** BEGIN DATA SUPPLIED **
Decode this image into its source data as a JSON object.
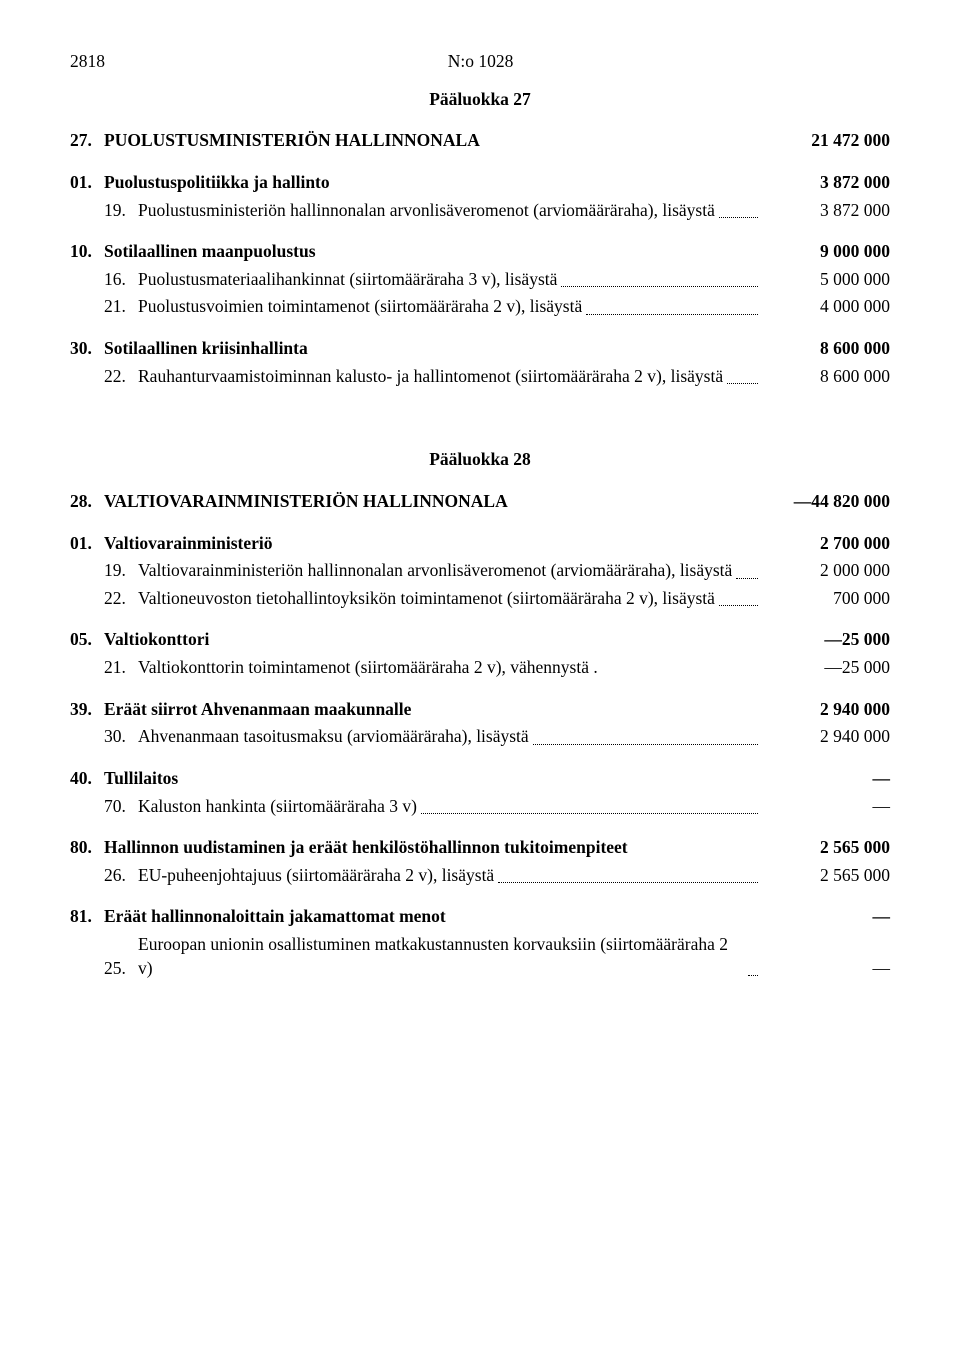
{
  "header": {
    "page_number": "2818",
    "doc_number": "N:o 1028"
  },
  "sections": [
    {
      "paaluokka": "Pääluokka 27",
      "items": [
        {
          "type": "head",
          "num": "27.",
          "label": "PUOLUSTUSMINISTERIÖN HALLINNONALA",
          "amount": "21 472 000"
        },
        {
          "type": "sub",
          "num": "01.",
          "label": "Puolustuspolitiikka ja hallinto",
          "amount": "3 872 000"
        },
        {
          "type": "line",
          "num": "19.",
          "label": "Puolustusministeriön hallinnonalan arvonlisäveromenot (arviomääräraha), lisäystä",
          "amount": "3 872 000",
          "dots": true
        },
        {
          "type": "sub",
          "num": "10.",
          "label": "Sotilaallinen maanpuolustus",
          "amount": "9 000 000"
        },
        {
          "type": "line",
          "num": "16.",
          "label": "Puolustusmateriaalihankinnat (siirtomääräraha 3 v), lisäystä",
          "amount": "5 000 000",
          "dots": true
        },
        {
          "type": "line",
          "num": "21.",
          "label": "Puolustusvoimien toimintamenot (siirtomääräraha 2 v), lisäystä",
          "amount": "4 000 000",
          "dots": true
        },
        {
          "type": "sub",
          "num": "30.",
          "label": "Sotilaallinen kriisinhallinta",
          "amount": "8 600 000"
        },
        {
          "type": "line",
          "num": "22.",
          "label": "Rauhanturvaamistoiminnan kalusto- ja hallintomenot (siirtomääräraha 2 v), lisäystä",
          "amount": "8 600 000",
          "dots": true
        }
      ]
    },
    {
      "paaluokka": "Pääluokka 28",
      "items": [
        {
          "type": "head",
          "num": "28.",
          "label": "VALTIOVARAINMINISTERIÖN HALLINNONALA",
          "amount": "—44 820 000"
        },
        {
          "type": "sub",
          "num": "01.",
          "label": "Valtiovarainministeriö",
          "amount": "2 700 000"
        },
        {
          "type": "line",
          "num": "19.",
          "label": "Valtiovarainministeriön hallinnonalan arvonlisäveromenot (arviomääräraha), lisäystä",
          "amount": "2 000 000",
          "dots": true
        },
        {
          "type": "line",
          "num": "22.",
          "label": "Valtioneuvoston tietohallintoyksikön toimintamenot (siirtomääräraha 2 v), lisäystä",
          "amount": "700 000",
          "dots": true
        },
        {
          "type": "sub",
          "num": "05.",
          "label": "Valtiokonttori",
          "amount": "—25 000"
        },
        {
          "type": "line",
          "num": "21.",
          "label": "Valtiokonttorin toimintamenot (siirtomääräraha 2 v), vähennystä  .",
          "amount": "—25 000",
          "dots": false
        },
        {
          "type": "sub",
          "num": "39.",
          "label": "Eräät siirrot Ahvenanmaan maakunnalle",
          "amount": "2 940 000"
        },
        {
          "type": "line",
          "num": "30.",
          "label": "Ahvenanmaan tasoitusmaksu (arviomääräraha), lisäystä",
          "amount": "2 940 000",
          "dots": true
        },
        {
          "type": "sub",
          "num": "40.",
          "label": "Tullilaitos",
          "amount": "—"
        },
        {
          "type": "line",
          "num": "70.",
          "label": "Kaluston hankinta (siirtomääräraha 3 v)",
          "amount": "—",
          "dots": true
        },
        {
          "type": "sub",
          "num": "80.",
          "label": "Hallinnon uudistaminen ja eräät henkilöstöhallinnon tukitoimenpiteet",
          "amount": "2 565 000"
        },
        {
          "type": "line",
          "num": "26.",
          "label": "EU-puheenjohtajuus (siirtomääräraha 2 v), lisäystä",
          "amount": "2 565 000",
          "dots": true
        },
        {
          "type": "sub",
          "num": "81.",
          "label": "Eräät hallinnonaloittain jakamattomat menot",
          "amount": "—"
        },
        {
          "type": "line",
          "num": "25.",
          "label": "Euroopan unionin osallistuminen matkakustannusten korvauksiin (siirtomääräraha 2 v)",
          "amount": "—",
          "dots": true
        }
      ]
    }
  ]
}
** END DATA SUPPLIED **
- _REQUIREMENT_
Write out the whole listing exactly, and drop the pictures.

- _TASK OUTPUT_
Decode this image into its source data as a JSON object.
{
  "header": {
    "page_number": "2818",
    "doc_number": "N:o 1028"
  },
  "sections": [
    {
      "paaluokka": "Pääluokka 27",
      "items": [
        {
          "type": "head",
          "num": "27.",
          "label": "PUOLUSTUSMINISTERIÖN HALLINNONALA",
          "amount": "21 472 000"
        },
        {
          "type": "sub",
          "num": "01.",
          "label": "Puolustuspolitiikka ja hallinto",
          "amount": "3 872 000"
        },
        {
          "type": "line",
          "num": "19.",
          "label": "Puolustusministeriön hallinnonalan arvonlisäveromenot (arviomääräraha), lisäystä",
          "amount": "3 872 000",
          "dots": true
        },
        {
          "type": "sub",
          "num": "10.",
          "label": "Sotilaallinen maanpuolustus",
          "amount": "9 000 000"
        },
        {
          "type": "line",
          "num": "16.",
          "label": "Puolustusmateriaalihankinnat (siirtomääräraha 3 v), lisäystä",
          "amount": "5 000 000",
          "dots": true
        },
        {
          "type": "line",
          "num": "21.",
          "label": "Puolustusvoimien toimintamenot (siirtomääräraha 2 v), lisäystä",
          "amount": "4 000 000",
          "dots": true
        },
        {
          "type": "sub",
          "num": "30.",
          "label": "Sotilaallinen kriisinhallinta",
          "amount": "8 600 000"
        },
        {
          "type": "line",
          "num": "22.",
          "label": "Rauhanturvaamistoiminnan kalusto- ja hallintomenot (siirtomääräraha 2 v), lisäystä",
          "amount": "8 600 000",
          "dots": true
        }
      ]
    },
    {
      "paaluokka": "Pääluokka 28",
      "items": [
        {
          "type": "head",
          "num": "28.",
          "label": "VALTIOVARAINMINISTERIÖN HALLINNONALA",
          "amount": "—44 820 000"
        },
        {
          "type": "sub",
          "num": "01.",
          "label": "Valtiovarainministeriö",
          "amount": "2 700 000"
        },
        {
          "type": "line",
          "num": "19.",
          "label": "Valtiovarainministeriön hallinnonalan arvonlisäveromenot (arviomääräraha), lisäystä",
          "amount": "2 000 000",
          "dots": true
        },
        {
          "type": "line",
          "num": "22.",
          "label": "Valtioneuvoston tietohallintoyksikön toimintamenot (siirtomääräraha 2 v), lisäystä",
          "amount": "700 000",
          "dots": true
        },
        {
          "type": "sub",
          "num": "05.",
          "label": "Valtiokonttori",
          "amount": "—25 000"
        },
        {
          "type": "line",
          "num": "21.",
          "label": "Valtiokonttorin toimintamenot (siirtomääräraha 2 v), vähennystä  .",
          "amount": "—25 000",
          "dots": false
        },
        {
          "type": "sub",
          "num": "39.",
          "label": "Eräät siirrot Ahvenanmaan maakunnalle",
          "amount": "2 940 000"
        },
        {
          "type": "line",
          "num": "30.",
          "label": "Ahvenanmaan tasoitusmaksu (arviomääräraha), lisäystä",
          "amount": "2 940 000",
          "dots": true
        },
        {
          "type": "sub",
          "num": "40.",
          "label": "Tullilaitos",
          "amount": "—"
        },
        {
          "type": "line",
          "num": "70.",
          "label": "Kaluston hankinta (siirtomääräraha 3 v)",
          "amount": "—",
          "dots": true
        },
        {
          "type": "sub",
          "num": "80.",
          "label": "Hallinnon uudistaminen ja eräät henkilöstöhallinnon tukitoimenpiteet",
          "amount": "2 565 000"
        },
        {
          "type": "line",
          "num": "26.",
          "label": "EU-puheenjohtajuus (siirtomääräraha 2 v), lisäystä",
          "amount": "2 565 000",
          "dots": true
        },
        {
          "type": "sub",
          "num": "81.",
          "label": "Eräät hallinnonaloittain jakamattomat menot",
          "amount": "—"
        },
        {
          "type": "line",
          "num": "25.",
          "label": "Euroopan unionin osallistuminen matkakustannusten korvauksiin (siirtomääräraha 2 v)",
          "amount": "—",
          "dots": true
        }
      ]
    }
  ]
}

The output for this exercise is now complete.